■ **Your task**
Write out all lines holding the word "Module".

■ **Data records**
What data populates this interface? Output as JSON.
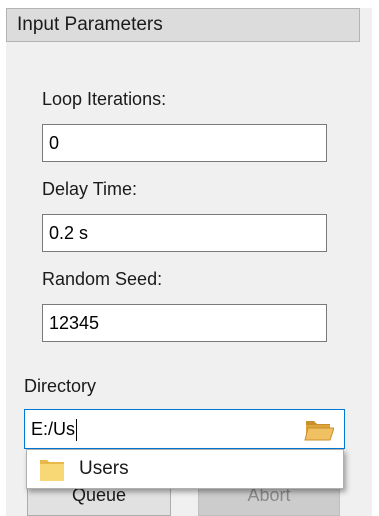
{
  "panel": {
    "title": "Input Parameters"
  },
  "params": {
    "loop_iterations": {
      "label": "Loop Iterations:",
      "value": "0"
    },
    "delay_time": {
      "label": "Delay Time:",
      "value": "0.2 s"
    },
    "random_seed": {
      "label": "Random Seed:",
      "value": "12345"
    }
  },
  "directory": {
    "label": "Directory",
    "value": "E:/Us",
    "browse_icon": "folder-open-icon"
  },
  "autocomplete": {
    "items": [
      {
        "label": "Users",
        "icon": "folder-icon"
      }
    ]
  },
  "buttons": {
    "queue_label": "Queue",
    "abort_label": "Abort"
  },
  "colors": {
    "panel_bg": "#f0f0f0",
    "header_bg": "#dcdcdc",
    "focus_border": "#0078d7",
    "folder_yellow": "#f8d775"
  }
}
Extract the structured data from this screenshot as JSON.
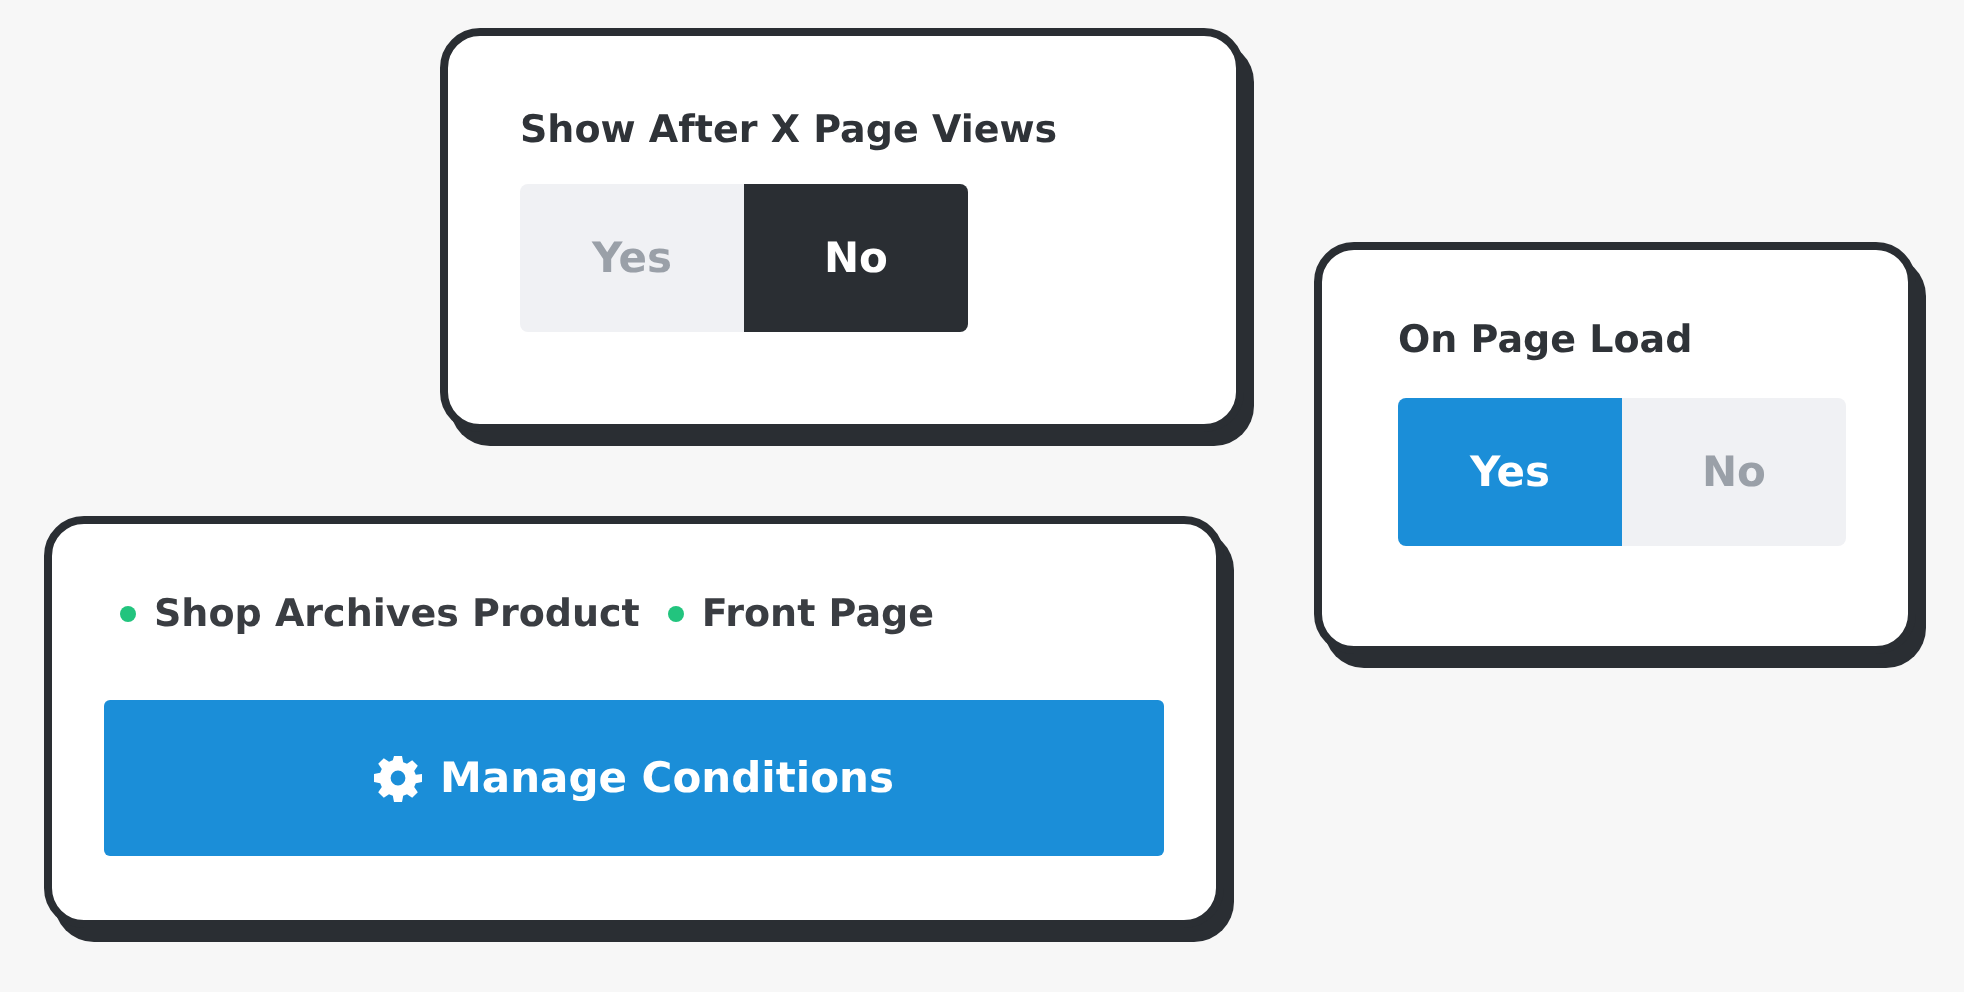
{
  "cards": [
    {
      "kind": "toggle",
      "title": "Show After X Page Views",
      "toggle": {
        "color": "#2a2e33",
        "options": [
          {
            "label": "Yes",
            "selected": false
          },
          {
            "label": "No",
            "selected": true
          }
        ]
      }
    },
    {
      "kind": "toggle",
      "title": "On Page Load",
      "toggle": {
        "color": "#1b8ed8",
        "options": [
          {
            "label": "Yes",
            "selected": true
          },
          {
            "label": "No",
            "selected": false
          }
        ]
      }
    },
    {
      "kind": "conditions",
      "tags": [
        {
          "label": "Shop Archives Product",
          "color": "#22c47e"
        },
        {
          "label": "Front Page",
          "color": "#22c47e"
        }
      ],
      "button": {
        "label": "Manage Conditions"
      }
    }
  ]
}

...

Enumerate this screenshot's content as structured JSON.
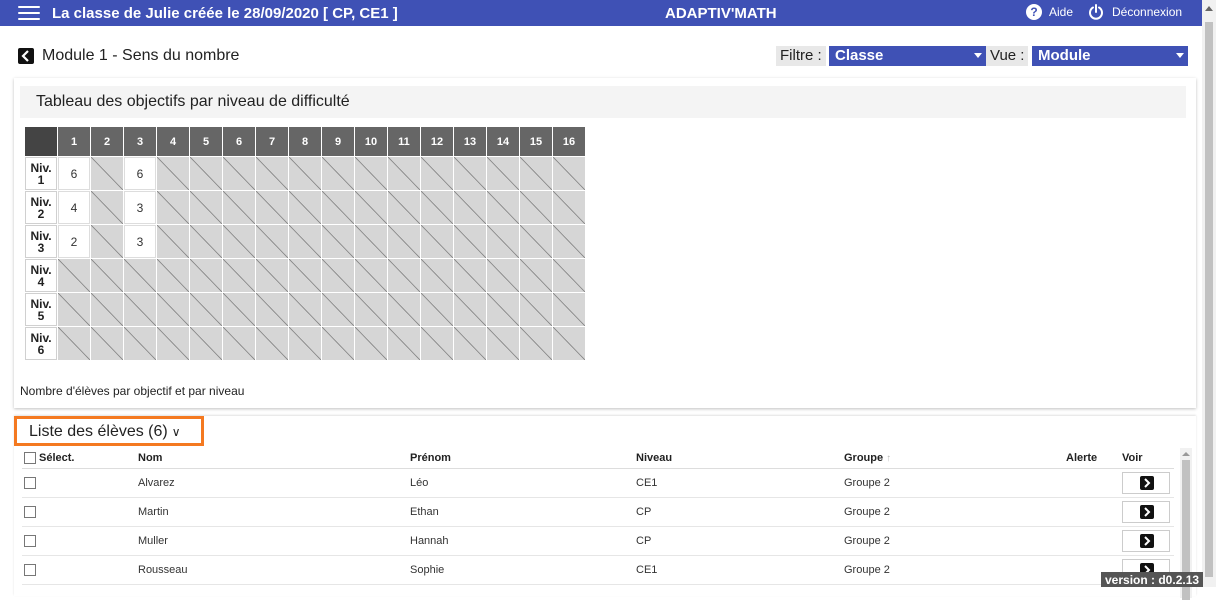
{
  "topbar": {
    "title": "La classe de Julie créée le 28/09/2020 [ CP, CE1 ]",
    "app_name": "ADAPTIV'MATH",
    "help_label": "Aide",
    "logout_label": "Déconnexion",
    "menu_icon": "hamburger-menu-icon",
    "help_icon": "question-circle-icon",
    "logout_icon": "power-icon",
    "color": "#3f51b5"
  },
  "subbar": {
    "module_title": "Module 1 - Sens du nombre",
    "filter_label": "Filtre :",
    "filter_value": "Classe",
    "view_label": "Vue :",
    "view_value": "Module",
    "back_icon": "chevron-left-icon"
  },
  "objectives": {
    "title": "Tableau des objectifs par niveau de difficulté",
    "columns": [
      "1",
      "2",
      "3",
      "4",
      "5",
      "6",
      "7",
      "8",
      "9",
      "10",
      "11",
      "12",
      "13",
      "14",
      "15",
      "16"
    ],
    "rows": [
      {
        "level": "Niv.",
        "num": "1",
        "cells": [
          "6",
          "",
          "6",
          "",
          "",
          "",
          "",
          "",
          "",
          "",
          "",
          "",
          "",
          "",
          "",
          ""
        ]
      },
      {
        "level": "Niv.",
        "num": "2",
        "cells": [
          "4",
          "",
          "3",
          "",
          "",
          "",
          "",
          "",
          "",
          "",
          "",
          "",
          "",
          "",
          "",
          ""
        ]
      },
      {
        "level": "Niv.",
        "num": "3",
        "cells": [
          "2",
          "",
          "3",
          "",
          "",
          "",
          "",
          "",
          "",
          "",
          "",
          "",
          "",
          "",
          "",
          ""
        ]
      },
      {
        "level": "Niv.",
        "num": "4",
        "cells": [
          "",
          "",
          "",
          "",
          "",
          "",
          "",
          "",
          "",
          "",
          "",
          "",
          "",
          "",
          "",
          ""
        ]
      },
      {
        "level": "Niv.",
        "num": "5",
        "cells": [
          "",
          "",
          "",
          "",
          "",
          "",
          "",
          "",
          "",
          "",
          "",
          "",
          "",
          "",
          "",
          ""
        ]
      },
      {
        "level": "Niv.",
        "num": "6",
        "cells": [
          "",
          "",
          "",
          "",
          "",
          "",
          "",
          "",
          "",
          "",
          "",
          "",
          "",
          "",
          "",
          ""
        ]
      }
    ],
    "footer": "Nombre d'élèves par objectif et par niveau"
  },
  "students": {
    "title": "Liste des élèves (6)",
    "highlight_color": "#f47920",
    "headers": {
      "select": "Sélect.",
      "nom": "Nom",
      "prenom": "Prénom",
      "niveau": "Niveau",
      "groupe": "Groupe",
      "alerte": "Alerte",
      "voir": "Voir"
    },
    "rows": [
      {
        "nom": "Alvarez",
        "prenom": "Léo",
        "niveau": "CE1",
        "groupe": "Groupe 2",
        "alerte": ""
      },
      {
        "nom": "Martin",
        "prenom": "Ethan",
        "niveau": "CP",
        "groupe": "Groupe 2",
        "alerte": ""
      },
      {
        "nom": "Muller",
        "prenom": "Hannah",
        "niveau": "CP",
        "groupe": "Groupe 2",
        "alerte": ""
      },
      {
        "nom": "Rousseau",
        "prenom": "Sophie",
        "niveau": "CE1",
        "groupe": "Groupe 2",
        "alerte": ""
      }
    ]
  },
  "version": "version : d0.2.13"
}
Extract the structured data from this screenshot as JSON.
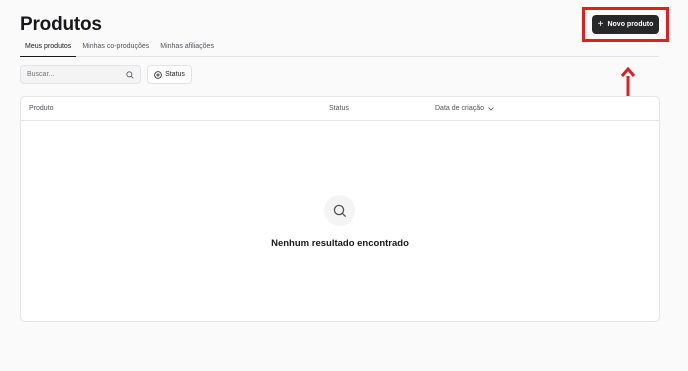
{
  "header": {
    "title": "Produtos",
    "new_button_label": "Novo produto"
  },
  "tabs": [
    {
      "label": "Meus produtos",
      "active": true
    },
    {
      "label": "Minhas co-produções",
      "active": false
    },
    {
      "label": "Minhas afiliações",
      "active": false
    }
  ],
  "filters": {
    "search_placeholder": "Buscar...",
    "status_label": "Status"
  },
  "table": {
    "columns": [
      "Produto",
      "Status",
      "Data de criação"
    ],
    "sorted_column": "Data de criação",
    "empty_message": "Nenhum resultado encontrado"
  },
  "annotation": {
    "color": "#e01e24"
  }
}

...

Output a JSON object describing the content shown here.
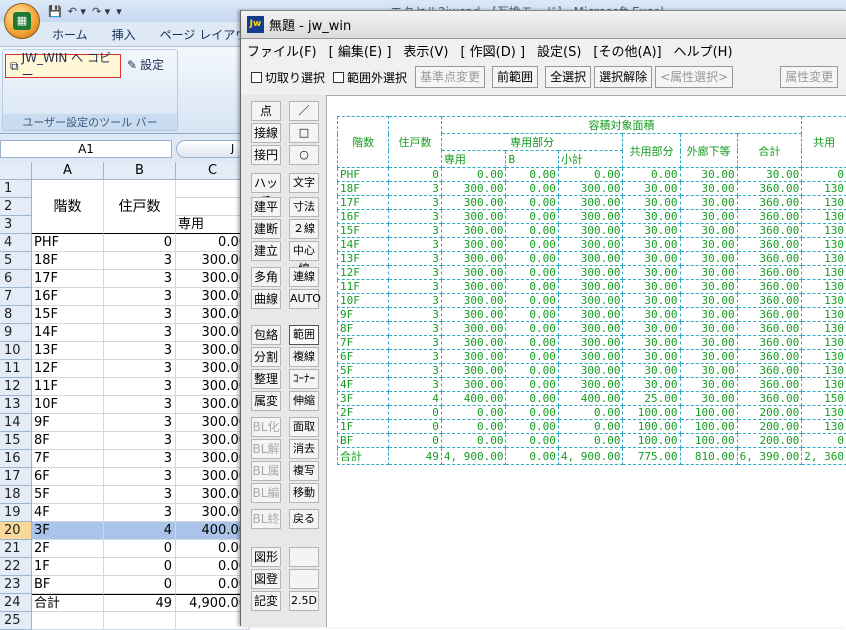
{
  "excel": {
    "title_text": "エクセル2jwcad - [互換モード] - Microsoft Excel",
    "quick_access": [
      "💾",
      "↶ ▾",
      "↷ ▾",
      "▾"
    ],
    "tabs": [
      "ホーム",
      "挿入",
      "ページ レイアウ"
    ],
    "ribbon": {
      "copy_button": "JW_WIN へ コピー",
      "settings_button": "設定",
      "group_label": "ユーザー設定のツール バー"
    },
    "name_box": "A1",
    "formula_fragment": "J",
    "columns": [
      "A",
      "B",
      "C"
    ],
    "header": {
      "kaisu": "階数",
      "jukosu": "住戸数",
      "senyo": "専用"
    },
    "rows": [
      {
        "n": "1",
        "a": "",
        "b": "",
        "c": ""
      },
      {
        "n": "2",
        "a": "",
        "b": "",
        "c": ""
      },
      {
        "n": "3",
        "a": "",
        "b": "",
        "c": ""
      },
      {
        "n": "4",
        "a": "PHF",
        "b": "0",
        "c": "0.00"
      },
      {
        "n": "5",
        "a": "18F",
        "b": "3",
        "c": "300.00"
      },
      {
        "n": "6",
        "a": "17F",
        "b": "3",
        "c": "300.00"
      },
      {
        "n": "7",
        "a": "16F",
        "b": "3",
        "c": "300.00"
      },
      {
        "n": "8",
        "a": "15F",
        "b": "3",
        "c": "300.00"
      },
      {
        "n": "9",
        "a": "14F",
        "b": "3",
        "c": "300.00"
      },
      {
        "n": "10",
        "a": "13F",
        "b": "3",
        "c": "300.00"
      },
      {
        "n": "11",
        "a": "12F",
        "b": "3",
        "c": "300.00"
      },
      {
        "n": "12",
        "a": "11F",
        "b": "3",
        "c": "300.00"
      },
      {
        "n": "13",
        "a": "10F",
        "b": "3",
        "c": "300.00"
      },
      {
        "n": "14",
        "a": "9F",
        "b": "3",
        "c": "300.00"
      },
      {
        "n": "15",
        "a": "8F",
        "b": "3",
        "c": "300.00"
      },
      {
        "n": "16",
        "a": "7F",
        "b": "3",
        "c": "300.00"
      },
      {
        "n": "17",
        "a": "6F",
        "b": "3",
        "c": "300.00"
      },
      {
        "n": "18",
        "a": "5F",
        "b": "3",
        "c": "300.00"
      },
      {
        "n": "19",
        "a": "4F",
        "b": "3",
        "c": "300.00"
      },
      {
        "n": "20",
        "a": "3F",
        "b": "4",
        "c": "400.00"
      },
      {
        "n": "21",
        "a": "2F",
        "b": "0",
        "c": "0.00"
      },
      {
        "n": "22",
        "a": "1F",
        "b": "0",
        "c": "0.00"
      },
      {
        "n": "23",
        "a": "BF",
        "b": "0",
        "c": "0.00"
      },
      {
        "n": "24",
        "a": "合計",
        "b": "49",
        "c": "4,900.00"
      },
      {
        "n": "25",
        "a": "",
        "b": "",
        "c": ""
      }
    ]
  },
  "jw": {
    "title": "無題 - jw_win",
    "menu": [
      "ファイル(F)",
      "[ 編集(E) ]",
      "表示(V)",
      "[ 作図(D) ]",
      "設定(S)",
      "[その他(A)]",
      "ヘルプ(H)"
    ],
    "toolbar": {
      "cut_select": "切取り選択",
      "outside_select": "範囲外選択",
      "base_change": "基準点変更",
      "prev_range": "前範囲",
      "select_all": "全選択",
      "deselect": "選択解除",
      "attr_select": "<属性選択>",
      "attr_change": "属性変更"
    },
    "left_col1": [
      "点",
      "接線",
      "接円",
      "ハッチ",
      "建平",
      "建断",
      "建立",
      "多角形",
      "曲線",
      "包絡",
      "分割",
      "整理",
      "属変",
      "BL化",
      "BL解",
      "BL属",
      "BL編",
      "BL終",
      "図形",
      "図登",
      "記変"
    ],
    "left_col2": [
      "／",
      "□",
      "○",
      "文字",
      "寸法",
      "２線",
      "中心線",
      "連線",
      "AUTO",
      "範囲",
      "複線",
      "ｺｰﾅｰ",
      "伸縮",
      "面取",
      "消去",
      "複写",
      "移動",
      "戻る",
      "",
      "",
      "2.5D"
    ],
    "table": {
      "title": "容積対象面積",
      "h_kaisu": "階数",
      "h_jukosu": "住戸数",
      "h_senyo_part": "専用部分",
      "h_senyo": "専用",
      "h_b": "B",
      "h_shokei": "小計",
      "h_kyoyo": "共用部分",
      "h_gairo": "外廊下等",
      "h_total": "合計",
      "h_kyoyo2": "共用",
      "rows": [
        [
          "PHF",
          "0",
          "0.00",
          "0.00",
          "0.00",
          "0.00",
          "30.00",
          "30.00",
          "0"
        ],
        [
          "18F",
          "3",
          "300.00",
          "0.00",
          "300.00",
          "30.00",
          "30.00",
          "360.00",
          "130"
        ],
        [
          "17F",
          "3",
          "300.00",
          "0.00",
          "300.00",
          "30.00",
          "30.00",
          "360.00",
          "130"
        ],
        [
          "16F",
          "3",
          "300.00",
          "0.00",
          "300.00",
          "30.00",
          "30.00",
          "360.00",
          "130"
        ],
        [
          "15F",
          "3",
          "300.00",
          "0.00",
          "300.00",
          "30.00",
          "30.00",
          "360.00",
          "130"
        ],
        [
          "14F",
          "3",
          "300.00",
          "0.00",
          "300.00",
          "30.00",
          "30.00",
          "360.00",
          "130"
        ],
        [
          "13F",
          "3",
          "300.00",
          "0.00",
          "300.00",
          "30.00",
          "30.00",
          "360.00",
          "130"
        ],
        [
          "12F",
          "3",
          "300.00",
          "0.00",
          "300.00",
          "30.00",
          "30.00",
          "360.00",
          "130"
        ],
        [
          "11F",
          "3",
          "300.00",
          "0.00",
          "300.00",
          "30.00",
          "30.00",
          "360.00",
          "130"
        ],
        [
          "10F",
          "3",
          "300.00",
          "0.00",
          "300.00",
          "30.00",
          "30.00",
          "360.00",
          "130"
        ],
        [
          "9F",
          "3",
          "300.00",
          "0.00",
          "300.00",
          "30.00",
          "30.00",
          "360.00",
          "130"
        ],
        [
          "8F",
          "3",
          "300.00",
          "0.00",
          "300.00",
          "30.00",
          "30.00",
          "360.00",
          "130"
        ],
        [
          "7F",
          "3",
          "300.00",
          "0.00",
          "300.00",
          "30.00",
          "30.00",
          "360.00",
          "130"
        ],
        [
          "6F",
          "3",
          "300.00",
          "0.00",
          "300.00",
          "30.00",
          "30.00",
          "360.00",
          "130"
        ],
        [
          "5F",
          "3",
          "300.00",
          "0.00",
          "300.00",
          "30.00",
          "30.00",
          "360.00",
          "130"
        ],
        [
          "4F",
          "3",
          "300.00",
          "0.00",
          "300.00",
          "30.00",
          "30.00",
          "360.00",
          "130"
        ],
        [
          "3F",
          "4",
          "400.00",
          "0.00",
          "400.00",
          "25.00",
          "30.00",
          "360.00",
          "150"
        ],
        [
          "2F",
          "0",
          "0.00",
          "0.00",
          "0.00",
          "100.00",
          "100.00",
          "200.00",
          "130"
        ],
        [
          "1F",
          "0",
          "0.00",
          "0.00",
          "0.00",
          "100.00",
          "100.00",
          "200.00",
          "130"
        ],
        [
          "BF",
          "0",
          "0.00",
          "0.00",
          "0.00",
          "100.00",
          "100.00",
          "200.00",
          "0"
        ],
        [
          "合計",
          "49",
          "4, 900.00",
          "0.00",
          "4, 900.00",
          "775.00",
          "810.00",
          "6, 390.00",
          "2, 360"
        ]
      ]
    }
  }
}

■ **Correct response**
    "module_title": "Module 1 - Sens du nombre",
    "view_value": "Module",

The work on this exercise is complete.